## Problem requirements
Repeat exactly the lines of the listing from the line containing "Enumerate this screenshot's" through its last line, and nothing beyond them.
>> BEGIN Source material
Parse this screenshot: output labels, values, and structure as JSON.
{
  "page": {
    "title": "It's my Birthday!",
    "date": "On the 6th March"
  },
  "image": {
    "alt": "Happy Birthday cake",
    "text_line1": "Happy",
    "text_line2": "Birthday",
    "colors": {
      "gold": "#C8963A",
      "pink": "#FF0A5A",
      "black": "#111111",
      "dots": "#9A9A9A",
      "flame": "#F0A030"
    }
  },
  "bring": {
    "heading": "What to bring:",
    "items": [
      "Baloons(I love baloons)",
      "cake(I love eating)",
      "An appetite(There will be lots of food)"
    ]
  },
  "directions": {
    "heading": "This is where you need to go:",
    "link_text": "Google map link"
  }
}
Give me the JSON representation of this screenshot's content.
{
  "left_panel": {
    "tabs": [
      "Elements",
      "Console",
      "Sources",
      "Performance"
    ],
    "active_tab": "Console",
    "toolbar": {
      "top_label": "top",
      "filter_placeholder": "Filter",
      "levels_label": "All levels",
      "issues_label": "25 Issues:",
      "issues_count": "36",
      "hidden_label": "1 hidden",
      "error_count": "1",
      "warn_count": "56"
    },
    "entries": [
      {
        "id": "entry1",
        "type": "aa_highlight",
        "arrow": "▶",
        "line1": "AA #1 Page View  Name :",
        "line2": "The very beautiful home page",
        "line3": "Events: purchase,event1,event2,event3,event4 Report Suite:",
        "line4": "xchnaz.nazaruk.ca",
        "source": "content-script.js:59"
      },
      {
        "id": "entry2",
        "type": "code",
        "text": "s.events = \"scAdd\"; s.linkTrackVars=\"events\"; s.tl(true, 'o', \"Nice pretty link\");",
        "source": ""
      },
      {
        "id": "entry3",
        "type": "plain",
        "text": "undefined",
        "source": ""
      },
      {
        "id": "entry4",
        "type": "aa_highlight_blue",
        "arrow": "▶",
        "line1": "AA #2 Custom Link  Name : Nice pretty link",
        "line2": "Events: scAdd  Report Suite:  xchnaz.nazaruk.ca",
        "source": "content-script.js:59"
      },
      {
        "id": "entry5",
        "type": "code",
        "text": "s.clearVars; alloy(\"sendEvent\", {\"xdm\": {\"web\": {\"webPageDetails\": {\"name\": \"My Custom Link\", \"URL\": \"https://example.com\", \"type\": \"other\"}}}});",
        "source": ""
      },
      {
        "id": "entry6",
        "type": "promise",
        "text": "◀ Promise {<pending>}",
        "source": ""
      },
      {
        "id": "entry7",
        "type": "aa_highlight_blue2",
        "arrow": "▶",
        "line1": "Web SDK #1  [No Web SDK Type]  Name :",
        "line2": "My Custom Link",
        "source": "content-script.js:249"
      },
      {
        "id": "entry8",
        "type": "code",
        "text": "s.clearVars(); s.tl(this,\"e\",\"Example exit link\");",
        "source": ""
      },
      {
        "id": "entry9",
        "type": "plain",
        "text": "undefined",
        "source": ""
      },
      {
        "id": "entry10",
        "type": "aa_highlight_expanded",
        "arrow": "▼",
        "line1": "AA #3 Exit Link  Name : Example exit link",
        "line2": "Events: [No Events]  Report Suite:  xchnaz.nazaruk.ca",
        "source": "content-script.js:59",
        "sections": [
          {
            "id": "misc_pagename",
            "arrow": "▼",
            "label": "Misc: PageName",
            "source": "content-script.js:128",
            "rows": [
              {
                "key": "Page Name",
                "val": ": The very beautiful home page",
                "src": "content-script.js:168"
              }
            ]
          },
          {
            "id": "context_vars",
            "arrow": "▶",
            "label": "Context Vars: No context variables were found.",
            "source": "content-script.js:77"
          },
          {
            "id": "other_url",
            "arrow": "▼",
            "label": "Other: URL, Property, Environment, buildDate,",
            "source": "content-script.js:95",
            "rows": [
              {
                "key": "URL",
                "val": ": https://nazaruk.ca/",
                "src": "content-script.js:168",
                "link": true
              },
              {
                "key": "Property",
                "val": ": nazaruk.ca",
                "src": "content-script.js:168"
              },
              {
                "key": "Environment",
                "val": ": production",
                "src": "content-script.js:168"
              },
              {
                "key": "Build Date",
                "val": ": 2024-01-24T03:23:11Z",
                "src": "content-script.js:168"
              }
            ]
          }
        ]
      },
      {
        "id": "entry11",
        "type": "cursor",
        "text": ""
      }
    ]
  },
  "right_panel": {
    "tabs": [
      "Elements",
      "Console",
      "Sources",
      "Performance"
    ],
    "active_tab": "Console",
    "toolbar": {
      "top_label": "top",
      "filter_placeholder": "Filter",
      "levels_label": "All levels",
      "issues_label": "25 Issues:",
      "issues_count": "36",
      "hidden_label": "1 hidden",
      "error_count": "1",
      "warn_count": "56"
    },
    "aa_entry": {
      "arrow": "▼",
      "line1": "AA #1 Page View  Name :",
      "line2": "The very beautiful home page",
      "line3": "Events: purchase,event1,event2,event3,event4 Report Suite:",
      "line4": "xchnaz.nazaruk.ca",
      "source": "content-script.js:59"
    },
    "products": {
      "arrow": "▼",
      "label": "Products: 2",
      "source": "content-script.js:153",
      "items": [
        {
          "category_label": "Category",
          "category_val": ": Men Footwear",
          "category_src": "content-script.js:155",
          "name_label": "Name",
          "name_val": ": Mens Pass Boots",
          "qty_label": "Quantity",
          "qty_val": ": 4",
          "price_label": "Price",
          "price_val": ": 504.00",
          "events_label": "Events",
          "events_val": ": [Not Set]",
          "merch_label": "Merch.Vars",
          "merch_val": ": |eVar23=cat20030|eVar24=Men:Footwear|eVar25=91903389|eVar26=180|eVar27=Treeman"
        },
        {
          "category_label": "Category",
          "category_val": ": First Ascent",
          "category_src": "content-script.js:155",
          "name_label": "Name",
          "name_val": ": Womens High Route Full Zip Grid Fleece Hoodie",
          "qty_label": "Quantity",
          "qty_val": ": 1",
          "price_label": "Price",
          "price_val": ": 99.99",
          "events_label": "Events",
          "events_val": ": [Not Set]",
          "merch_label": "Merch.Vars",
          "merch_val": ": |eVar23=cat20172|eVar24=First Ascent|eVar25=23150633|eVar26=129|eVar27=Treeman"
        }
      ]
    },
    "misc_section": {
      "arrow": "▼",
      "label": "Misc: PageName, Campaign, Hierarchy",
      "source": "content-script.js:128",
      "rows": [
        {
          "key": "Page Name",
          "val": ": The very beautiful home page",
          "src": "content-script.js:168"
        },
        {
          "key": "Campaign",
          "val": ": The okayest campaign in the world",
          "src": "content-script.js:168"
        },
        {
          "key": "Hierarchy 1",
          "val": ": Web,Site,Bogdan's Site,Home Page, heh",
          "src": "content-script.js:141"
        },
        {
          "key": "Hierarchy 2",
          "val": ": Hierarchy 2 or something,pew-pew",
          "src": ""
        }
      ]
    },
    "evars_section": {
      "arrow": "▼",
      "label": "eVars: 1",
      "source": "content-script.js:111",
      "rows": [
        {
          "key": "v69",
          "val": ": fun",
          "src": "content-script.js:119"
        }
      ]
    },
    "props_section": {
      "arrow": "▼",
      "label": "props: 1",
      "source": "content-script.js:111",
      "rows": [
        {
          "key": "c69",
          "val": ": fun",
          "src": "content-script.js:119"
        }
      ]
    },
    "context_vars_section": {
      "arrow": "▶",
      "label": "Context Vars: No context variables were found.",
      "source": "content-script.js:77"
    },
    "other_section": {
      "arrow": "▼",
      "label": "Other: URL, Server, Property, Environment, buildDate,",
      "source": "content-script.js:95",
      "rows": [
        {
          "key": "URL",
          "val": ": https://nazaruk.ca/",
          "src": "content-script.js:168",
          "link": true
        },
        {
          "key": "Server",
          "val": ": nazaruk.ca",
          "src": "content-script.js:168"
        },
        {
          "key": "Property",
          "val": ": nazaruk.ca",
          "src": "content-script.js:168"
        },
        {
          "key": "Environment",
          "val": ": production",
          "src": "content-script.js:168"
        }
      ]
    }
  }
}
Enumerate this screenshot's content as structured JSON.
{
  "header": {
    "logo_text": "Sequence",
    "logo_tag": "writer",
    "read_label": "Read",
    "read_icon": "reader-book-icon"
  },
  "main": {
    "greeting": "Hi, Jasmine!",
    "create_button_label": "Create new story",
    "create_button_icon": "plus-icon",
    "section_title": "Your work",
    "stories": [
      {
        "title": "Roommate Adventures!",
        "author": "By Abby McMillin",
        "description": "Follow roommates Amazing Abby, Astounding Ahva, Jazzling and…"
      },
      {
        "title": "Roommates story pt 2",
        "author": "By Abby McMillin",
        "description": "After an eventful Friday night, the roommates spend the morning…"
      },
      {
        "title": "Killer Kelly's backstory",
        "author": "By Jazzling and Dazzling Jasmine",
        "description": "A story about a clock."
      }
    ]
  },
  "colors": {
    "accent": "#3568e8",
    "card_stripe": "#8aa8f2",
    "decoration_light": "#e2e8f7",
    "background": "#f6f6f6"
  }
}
>> END Source material
## Full output
Enumerate this screenshot's content as structured JSON.
{
  "header": {
    "logo_text": "Sequence",
    "logo_tag": "writer",
    "read_label": "Read",
    "read_icon": "reader-book-icon"
  },
  "main": {
    "greeting": "Hi, Jasmine!",
    "create_button_label": "Create new story",
    "create_button_icon": "plus-icon",
    "section_title": "Your work",
    "stories": [
      {
        "title": "Roommate Adventures!",
        "author": "By Abby McMillin",
        "description": "Follow roommates Amazing Abby, Astounding Ahva, Jazzling and…"
      },
      {
        "title": "Roommates story pt 2",
        "author": "By Abby McMillin",
        "description": "After an eventful Friday night, the roommates spend the morning…"
      },
      {
        "title": "Killer Kelly's backstory",
        "author": "By Jazzling and Dazzling Jasmine",
        "description": "A story about a clock."
      }
    ]
  },
  "colors": {
    "accent": "#3568e8",
    "card_stripe": "#8aa8f2",
    "decoration_light": "#e2e8f7",
    "background": "#f6f6f6"
  }
}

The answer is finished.